Records from a collection
>> Start

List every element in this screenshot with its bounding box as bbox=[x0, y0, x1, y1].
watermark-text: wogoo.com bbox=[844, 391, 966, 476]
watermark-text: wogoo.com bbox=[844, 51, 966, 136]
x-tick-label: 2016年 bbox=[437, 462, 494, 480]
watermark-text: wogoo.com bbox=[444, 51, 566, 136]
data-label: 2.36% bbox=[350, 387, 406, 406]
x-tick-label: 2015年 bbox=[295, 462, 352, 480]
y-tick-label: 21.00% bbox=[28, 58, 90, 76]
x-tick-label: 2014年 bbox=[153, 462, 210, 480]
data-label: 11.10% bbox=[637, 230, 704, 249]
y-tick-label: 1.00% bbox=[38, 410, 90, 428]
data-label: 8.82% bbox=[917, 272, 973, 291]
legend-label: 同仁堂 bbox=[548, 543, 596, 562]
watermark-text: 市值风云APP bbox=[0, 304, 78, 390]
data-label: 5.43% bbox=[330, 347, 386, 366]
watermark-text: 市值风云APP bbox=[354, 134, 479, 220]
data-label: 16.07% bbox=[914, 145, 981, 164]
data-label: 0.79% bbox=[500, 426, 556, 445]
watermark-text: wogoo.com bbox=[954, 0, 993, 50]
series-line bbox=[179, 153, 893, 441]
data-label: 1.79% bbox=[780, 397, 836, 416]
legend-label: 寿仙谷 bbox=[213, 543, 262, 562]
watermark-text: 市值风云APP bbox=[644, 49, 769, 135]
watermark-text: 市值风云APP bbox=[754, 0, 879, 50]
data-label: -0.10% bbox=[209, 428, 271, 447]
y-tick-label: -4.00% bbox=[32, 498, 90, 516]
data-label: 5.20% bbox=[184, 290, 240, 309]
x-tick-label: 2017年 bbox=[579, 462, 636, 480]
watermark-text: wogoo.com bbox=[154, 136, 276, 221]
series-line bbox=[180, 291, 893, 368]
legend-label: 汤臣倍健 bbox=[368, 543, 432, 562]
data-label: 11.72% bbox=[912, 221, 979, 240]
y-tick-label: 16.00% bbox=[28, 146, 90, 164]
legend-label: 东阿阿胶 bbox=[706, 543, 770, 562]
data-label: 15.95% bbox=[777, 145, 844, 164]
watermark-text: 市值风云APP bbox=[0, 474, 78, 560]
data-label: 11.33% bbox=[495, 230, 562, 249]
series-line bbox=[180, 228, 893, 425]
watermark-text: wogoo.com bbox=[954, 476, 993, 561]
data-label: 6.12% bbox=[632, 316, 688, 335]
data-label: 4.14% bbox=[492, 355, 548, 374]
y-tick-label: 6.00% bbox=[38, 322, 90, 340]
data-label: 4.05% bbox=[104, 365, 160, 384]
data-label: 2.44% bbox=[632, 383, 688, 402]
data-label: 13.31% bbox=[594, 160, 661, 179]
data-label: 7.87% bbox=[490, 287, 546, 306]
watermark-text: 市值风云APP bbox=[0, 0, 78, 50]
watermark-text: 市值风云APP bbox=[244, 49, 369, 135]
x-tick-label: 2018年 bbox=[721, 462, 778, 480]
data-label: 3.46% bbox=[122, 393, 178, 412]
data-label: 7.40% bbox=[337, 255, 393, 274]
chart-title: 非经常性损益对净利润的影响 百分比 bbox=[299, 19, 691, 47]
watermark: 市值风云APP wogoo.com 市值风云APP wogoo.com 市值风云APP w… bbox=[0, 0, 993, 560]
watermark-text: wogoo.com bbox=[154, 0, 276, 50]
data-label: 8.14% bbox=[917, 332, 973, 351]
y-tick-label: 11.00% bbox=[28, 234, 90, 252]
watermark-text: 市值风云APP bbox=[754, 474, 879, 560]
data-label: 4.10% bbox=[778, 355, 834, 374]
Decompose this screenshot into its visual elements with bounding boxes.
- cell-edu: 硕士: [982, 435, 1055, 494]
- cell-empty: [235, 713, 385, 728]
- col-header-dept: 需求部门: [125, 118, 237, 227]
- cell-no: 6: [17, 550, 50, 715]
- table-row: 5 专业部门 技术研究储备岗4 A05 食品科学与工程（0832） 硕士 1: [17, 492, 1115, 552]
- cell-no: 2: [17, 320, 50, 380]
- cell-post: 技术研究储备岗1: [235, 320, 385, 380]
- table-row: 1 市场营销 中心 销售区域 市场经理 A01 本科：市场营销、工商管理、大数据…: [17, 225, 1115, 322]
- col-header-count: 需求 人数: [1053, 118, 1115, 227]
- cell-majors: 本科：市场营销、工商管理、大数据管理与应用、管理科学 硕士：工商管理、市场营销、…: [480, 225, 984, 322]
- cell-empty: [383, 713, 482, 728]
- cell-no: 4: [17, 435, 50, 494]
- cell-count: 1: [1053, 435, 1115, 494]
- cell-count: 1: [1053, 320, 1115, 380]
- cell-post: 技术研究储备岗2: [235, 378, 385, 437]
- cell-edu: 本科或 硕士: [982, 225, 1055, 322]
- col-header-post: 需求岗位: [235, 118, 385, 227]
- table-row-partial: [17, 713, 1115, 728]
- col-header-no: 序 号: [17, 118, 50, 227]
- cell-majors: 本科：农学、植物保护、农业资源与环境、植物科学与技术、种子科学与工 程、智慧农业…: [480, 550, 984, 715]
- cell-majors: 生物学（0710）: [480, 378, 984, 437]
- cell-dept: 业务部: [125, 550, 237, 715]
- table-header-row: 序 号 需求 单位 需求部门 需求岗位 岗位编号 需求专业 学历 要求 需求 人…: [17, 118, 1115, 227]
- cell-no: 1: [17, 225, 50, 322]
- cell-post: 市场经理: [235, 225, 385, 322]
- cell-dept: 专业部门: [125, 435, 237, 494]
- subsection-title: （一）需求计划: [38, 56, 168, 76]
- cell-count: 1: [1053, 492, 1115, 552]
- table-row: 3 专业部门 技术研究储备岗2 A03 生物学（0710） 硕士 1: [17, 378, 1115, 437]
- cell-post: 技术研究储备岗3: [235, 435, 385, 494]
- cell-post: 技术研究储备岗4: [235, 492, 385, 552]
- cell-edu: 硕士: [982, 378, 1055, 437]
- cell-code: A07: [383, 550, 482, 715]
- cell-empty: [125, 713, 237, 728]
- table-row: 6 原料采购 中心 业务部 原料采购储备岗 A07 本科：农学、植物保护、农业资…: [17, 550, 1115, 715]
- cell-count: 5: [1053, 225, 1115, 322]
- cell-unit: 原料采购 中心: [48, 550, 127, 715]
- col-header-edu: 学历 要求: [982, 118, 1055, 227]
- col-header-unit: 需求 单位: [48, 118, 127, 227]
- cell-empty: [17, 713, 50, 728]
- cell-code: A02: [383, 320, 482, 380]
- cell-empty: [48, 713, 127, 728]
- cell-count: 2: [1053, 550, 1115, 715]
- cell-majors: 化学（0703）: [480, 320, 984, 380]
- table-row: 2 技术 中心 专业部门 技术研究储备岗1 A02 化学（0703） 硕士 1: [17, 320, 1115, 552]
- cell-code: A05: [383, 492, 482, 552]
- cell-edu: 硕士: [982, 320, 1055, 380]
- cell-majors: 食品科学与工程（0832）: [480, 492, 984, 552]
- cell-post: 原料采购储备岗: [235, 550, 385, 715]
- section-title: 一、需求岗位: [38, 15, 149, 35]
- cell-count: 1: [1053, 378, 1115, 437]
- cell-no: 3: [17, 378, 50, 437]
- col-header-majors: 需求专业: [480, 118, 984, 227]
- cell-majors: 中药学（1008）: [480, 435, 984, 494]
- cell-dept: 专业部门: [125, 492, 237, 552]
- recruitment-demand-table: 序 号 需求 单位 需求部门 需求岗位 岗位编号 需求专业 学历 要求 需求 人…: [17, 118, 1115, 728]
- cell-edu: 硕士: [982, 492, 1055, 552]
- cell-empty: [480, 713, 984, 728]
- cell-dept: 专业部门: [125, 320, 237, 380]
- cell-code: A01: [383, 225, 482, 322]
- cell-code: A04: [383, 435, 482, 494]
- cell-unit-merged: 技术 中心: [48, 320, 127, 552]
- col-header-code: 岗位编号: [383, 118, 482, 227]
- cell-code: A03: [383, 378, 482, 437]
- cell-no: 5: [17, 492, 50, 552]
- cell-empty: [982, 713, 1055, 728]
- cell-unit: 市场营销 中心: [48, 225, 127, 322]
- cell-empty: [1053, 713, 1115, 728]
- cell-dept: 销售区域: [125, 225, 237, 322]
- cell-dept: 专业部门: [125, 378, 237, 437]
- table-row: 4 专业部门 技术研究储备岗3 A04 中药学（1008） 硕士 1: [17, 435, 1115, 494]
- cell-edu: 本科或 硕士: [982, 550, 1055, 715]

>> End

> _Problem_: Retype the listing above verbatim, from its first line through the line containing "legend-label: 东阿阿胶 bbox=[706, 543, 770, 562]", including both of those lines.

> _Expected output_:
List every element in this screenshot with its bounding box as bbox=[x0, y0, x1, y1].
watermark-text: wogoo.com bbox=[844, 391, 966, 476]
watermark-text: wogoo.com bbox=[844, 51, 966, 136]
x-tick-label: 2016年 bbox=[437, 462, 494, 480]
watermark-text: wogoo.com bbox=[444, 51, 566, 136]
data-label: 2.36% bbox=[350, 387, 406, 406]
x-tick-label: 2015年 bbox=[295, 462, 352, 480]
y-tick-label: 21.00% bbox=[28, 58, 90, 76]
x-tick-label: 2014年 bbox=[153, 462, 210, 480]
data-label: 11.10% bbox=[637, 230, 704, 249]
y-tick-label: 1.00% bbox=[38, 410, 90, 428]
data-label: 8.82% bbox=[917, 272, 973, 291]
legend-label: 同仁堂 bbox=[548, 543, 596, 562]
watermark-text: 市值风云APP bbox=[0, 304, 78, 390]
data-label: 5.43% bbox=[330, 347, 386, 366]
watermark-text: 市值风云APP bbox=[354, 134, 479, 220]
data-label: 16.07% bbox=[914, 145, 981, 164]
data-label: 0.79% bbox=[500, 426, 556, 445]
watermark-text: wogoo.com bbox=[954, 0, 993, 50]
series-line bbox=[179, 153, 893, 441]
data-label: 1.79% bbox=[780, 397, 836, 416]
legend-label: 寿仙谷 bbox=[213, 543, 262, 562]
watermark-text: 市值风云APP bbox=[644, 49, 769, 135]
watermark-text: 市值风云APP bbox=[754, 0, 879, 50]
data-label: -0.10% bbox=[209, 428, 271, 447]
y-tick-label: -4.00% bbox=[32, 498, 90, 516]
data-label: 5.20% bbox=[184, 290, 240, 309]
x-tick-label: 2017年 bbox=[579, 462, 636, 480]
watermark-text: wogoo.com bbox=[154, 136, 276, 221]
series-line bbox=[180, 291, 893, 368]
legend-label: 汤臣倍健 bbox=[368, 543, 432, 562]
data-label: 11.72% bbox=[912, 221, 979, 240]
y-tick-label: 16.00% bbox=[28, 146, 90, 164]
legend-label: 东阿阿胶 bbox=[706, 543, 770, 562]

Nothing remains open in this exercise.